Work through the material below line by line and say how many lines include the word "Bleu". Only the number, please.

## EXTRACTED DATA
○ ○ ○

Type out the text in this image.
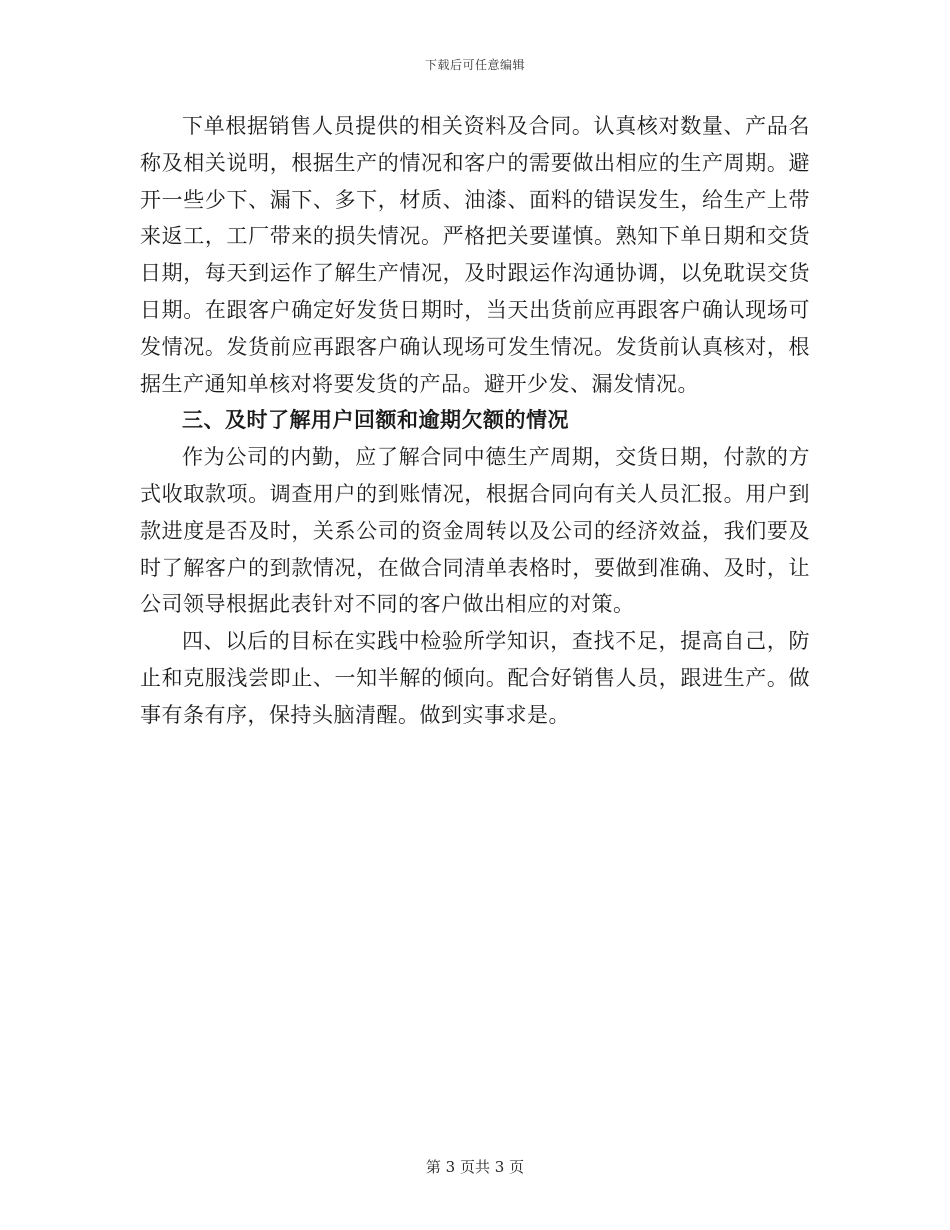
下载后可任意编辑

下单根据销售人员提供的相关资料及合同。认真核对数量、产品名称及相关说明，根据生产的情况和客户的需要做出相应的生产周期。避开一些少下、漏下、多下，材质、油漆、面料的错误发生，给生产上带来返工，工厂带来的损失情况。严格把关要谨慎。熟知下单日期和交货日期，每天到运作了解生产情况，及时跟运作沟通协调，以免耽误交货日期。在跟客户确定好发货日期时，当天出货前应再跟客户确认现场可发情况。发货前应再跟客户确认现场可发生情况。发货前认真核对，根据生产通知单核对将要发货的产品。避开少发、漏发情况。

三、及时了解用户回额和逾期欠额的情况

作为公司的内勤，应了解合同中德生产周期，交货日期，付款的方式收取款项。调查用户的到账情况，根据合同向有关人员汇报。用户到款进度是否及时，关系公司的资金周转以及公司的经济效益，我们要及时了解客户的到款情况，在做合同清单表格时，要做到准确、及时，让公司领导根据此表针对不同的客户做出相应的对策。

四、以后的目标在实践中检验所学知识，查找不足，提高自己，防止和克服浅尝即止、一知半解的倾向。配合好销售人员，跟进生产。做事有条有序，保持头脑清醒。做到实事求是。

第 3 页共 3 页
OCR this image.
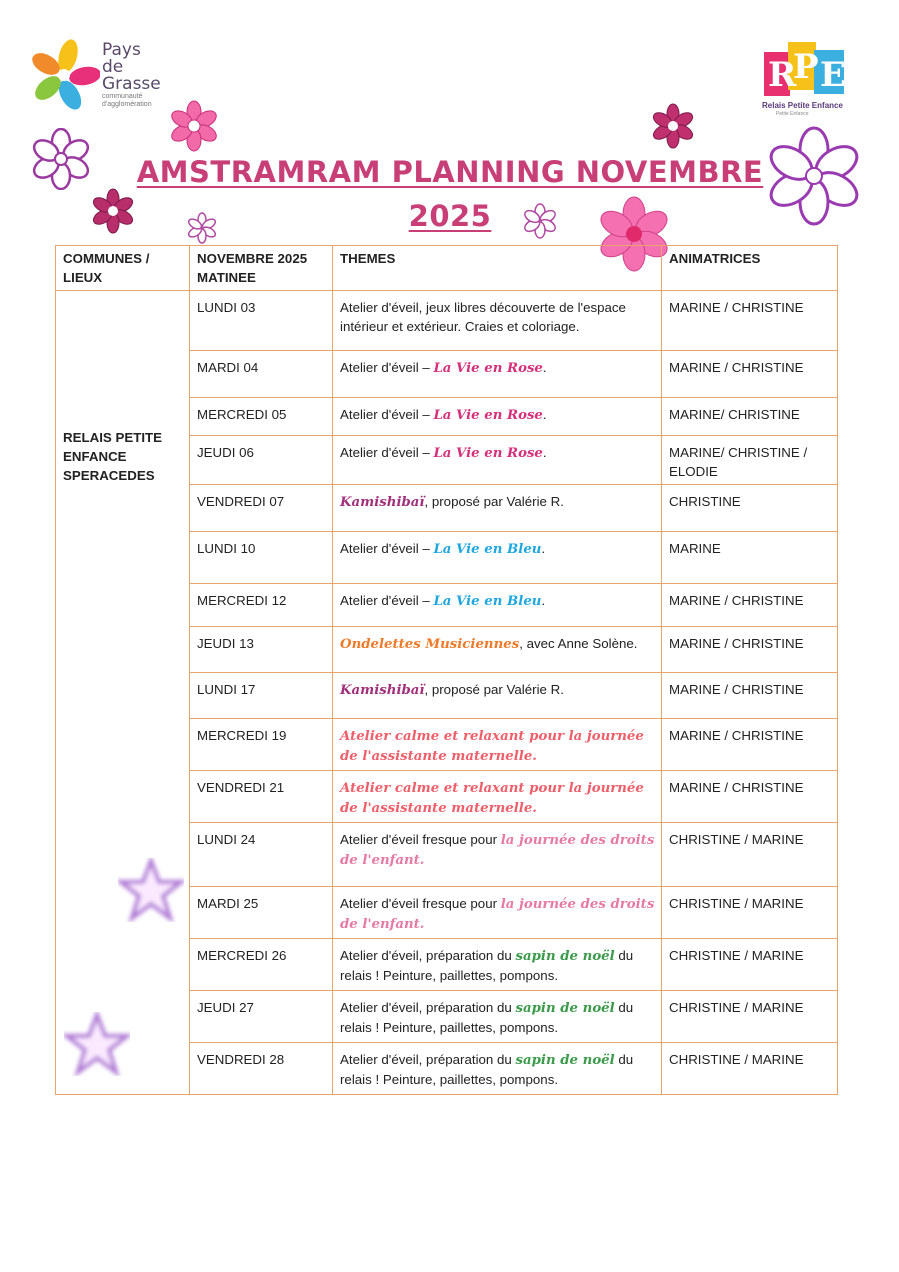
Pays
de
Grasse
communauté d'agglomération
R
P E
Relais Petite Enfance
Petite Enfance
AMSTRAMRAM PLANNING NOVEMBRE
2025
COMMUNES / LIEUX	NOVEMBRE 2025 MATINEE	THEMES	ANIMATRICES
RELAIS PETITE ENFANCE SPERACEDES	LUNDI 03	Atelier d'éveil, jeux libres découverte de l'espace intérieur et extérieur. Craies et coloriage.	MARINE / CHRISTINE
	MARDI 04	Atelier d'éveil – La Vie en Rose.	MARINE / CHRISTINE
	MERCREDI 05	Atelier d'éveil – La Vie en Rose.	MARINE/ CHRISTINE
	JEUDI 06	Atelier d'éveil – La Vie en Rose.	MARINE/ CHRISTINE / ELODIE
	VENDREDI 07	Kamishibaï, proposé par Valérie R.	CHRISTINE
	LUNDI 10	Atelier d'éveil – La Vie en Bleu.	MARINE
	MERCREDI 12	Atelier d'éveil – La Vie en Bleu.	MARINE / CHRISTINE
	JEUDI 13	Ondelettes Musiciennes, avec Anne Solène.	MARINE / CHRISTINE
	LUNDI 17	Kamishibaï, proposé par Valérie R.	MARINE / CHRISTINE
	MERCREDI 19	Atelier calme et relaxant pour la journée de l'assistante maternelle.	MARINE / CHRISTINE
	VENDREDI 21	Atelier calme et relaxant pour la journée de l'assistante maternelle.	MARINE / CHRISTINE
	LUNDI 24	Atelier d'éveil fresque pour la journée des droits de l'enfant.	CHRISTINE / MARINE
	MARDI 25	Atelier d'éveil fresque pour la journée des droits de l'enfant.	CHRISTINE / MARINE
	MERCREDI 26	Atelier d'éveil, préparation du sapin de noël du relais ! Peinture, paillettes, pompons.	CHRISTINE / MARINE
	JEUDI 27	Atelier d'éveil, préparation du sapin de noël du relais ! Peinture, paillettes, pompons.	CHRISTINE / MARINE
	VENDREDI 28	Atelier d'éveil, préparation du sapin de noël du relais ! Peinture, paillettes, pompons.	CHRISTINE / MARINE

○ ○ ○

## SOLUTION FOR THIS TASK
2